KETIK, PACITAN – Kabupaten Pacitan, Jawa Timur memiliki banyak kisah sejarah yang menarik untuk disimak. Salah satunya adalah kisah kesaktian Ki Ageng Petung dan Ki Ageng Posong, dua tokoh penyebar agama Islam di wilayah tersebut.

Ki Ageng Petung, yang bernama asli Sunan Siti Geseng, merupakan utusan Kerajaan Demak Bintoro. Ia diutus untuk menyebarkan agama Islam di wilayah Wengker Selatan, yang saat ini merupakan bagian dari Kabupaten Pacitan.

Dia dikenal sebagai sosok sakti mandraguna. Ia memiliki berbagai macam ilmu kesaktian, yang belum diketahui banyak orang.

**Ketentuan Tugas**
- a) Salin bagian teks bacaan tentang Ki Ageng Petung di antara "Ki Ageng Petung, yang" dan "dari Kabupaten Pacitan.", termasuk kedua batas tersebut.
- b) Sajikan dalam bentuk daftar bernomor baris-baris entri mulai dari baris pertama entri sampai baris yang memuat "- y-axis-label: phyloP", termasuk kedua ujungnya. Lewati baris kosong.
Teks bacaan dan entri merupakan bahan yang terpisah.

**Entri untuk Diolah**
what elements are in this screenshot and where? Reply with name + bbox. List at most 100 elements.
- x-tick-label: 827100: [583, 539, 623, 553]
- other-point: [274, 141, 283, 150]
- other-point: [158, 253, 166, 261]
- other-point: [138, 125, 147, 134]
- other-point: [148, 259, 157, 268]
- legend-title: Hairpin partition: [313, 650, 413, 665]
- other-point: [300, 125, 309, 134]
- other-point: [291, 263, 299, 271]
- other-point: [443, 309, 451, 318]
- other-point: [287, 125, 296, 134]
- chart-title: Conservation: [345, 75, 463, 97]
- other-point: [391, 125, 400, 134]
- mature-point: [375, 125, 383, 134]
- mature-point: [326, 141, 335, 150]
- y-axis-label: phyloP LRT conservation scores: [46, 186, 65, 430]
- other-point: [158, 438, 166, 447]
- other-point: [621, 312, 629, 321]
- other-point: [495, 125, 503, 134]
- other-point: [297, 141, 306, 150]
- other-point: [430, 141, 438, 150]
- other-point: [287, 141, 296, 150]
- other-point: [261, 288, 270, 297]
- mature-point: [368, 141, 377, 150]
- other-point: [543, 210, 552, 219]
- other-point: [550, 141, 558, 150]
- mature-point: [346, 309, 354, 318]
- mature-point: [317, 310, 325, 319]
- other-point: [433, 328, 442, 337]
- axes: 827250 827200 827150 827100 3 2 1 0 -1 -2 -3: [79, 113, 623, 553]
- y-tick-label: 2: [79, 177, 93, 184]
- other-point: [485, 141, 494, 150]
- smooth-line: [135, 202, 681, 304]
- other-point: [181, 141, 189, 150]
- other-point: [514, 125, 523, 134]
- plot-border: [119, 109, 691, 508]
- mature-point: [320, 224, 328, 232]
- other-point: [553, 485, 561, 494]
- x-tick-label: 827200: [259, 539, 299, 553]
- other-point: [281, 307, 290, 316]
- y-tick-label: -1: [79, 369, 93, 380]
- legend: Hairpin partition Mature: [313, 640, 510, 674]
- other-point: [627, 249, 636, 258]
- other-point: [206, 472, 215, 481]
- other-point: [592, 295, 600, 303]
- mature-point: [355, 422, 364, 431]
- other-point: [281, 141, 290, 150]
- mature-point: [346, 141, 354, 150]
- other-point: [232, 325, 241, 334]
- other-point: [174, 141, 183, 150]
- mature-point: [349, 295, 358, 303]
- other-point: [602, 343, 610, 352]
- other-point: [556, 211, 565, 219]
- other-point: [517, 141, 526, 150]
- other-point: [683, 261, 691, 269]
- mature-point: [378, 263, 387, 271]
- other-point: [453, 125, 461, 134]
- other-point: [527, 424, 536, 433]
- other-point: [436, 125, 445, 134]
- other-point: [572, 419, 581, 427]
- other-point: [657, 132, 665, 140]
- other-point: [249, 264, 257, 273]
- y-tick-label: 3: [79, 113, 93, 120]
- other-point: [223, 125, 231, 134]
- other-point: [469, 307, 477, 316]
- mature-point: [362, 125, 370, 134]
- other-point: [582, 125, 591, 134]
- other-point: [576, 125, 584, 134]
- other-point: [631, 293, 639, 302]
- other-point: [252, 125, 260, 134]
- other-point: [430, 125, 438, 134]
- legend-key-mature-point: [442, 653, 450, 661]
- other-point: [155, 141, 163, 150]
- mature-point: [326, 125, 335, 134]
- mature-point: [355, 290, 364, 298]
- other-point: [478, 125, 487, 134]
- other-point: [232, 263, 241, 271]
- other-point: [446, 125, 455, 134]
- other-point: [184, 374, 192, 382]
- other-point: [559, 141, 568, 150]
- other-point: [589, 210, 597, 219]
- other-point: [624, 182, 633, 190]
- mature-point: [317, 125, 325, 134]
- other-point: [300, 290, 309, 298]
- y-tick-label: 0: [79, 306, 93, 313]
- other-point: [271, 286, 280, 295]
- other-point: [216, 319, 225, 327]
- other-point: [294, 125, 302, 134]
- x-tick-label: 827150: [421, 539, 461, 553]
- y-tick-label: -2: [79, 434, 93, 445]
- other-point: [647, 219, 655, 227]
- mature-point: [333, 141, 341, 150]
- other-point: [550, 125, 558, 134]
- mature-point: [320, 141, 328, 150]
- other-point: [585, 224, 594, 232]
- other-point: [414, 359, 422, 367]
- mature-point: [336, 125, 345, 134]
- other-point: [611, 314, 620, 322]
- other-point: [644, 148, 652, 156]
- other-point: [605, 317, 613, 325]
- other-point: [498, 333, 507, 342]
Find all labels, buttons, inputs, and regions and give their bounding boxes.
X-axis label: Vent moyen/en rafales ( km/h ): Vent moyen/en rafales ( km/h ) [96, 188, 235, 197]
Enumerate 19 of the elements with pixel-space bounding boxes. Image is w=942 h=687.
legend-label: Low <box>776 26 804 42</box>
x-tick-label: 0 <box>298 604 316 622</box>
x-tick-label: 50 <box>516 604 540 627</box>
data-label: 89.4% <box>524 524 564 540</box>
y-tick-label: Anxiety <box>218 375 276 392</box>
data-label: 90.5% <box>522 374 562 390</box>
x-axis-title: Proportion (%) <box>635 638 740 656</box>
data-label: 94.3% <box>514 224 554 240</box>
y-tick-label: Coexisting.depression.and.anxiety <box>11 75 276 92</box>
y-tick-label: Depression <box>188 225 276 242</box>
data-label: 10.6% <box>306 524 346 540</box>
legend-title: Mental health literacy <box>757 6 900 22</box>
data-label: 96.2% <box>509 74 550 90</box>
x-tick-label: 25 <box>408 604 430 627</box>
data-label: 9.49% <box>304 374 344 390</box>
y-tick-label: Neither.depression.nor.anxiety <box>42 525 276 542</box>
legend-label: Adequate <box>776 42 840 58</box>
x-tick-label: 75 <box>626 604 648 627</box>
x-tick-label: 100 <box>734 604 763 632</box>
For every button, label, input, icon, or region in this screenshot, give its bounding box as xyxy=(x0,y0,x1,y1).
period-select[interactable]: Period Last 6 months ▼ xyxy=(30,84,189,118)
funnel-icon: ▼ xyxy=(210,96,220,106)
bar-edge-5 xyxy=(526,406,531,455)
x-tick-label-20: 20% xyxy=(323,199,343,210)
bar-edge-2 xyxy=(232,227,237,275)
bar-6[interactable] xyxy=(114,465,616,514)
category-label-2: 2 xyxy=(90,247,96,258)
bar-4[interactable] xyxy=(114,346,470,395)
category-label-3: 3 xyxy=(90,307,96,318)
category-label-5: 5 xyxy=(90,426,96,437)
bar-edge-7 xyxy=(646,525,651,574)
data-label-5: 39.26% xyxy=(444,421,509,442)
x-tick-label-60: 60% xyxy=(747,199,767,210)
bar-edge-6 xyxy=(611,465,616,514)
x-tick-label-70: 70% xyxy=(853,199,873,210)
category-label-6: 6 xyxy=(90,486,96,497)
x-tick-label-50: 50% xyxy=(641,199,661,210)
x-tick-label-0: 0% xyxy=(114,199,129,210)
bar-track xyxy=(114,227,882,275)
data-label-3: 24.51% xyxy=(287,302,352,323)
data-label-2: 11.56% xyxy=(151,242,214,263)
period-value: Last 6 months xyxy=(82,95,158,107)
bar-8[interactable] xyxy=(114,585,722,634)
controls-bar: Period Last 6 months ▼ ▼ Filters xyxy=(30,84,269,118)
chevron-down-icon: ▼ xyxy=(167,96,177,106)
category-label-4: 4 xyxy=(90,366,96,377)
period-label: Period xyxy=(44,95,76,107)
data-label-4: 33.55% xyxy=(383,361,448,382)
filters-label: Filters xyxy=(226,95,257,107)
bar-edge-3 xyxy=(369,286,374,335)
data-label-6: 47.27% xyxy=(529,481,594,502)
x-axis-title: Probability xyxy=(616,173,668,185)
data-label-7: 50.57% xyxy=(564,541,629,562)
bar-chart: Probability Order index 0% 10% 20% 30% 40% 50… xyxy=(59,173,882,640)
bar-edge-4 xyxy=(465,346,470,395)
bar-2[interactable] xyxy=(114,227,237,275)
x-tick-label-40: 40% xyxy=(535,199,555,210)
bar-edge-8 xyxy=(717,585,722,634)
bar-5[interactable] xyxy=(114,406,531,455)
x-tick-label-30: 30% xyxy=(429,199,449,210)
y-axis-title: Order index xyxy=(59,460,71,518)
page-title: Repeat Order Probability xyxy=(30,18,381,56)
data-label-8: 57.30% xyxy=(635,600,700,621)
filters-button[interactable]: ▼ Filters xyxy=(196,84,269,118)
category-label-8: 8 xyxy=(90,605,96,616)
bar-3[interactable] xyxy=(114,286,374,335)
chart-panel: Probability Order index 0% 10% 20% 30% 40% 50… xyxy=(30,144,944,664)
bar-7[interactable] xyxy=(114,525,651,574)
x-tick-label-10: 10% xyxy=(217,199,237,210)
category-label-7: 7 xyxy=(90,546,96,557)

**Hasil Tiap Tugas**
- a)
Ki Ageng Petung, yang bernama asli Sunan Siti Geseng, merupakan utusan Kerajaan Demak Bintoro. Ia diutus untuk menyebarkan agama Islam di wilayah Wengker Selatan, yang saat ini merupakan bagian dari Kabupaten Pacitan.

- b)
1. what elements are in this screenshot and where? Reply with name + bbox. List at most 100 elements.
2. - x-tick-label: 827100: [583, 539, 623, 553]
3. - other-point: [274, 141, 283, 150]
4. - other-point: [158, 253, 166, 261]
5. - other-point: [138, 125, 147, 134]
6. - other-point: [148, 259, 157, 268]
7. - legend-title: Hairpin partition: [313, 650, 413, 665]
8. - other-point: [300, 125, 309, 134]
9. - other-point: [291, 263, 299, 271]
10. - other-point: [443, 309, 451, 318]
11. - other-point: [287, 125, 296, 134]
12. - chart-title: Conservation: [345, 75, 463, 97]
13. - other-point: [391, 125, 400, 134]
14. - mature-point: [375, 125, 383, 134]
15. - mature-point: [326, 141, 335, 150]
16. - y-axis-label: phyloP LRT conservation scores: [46, 186, 65, 430]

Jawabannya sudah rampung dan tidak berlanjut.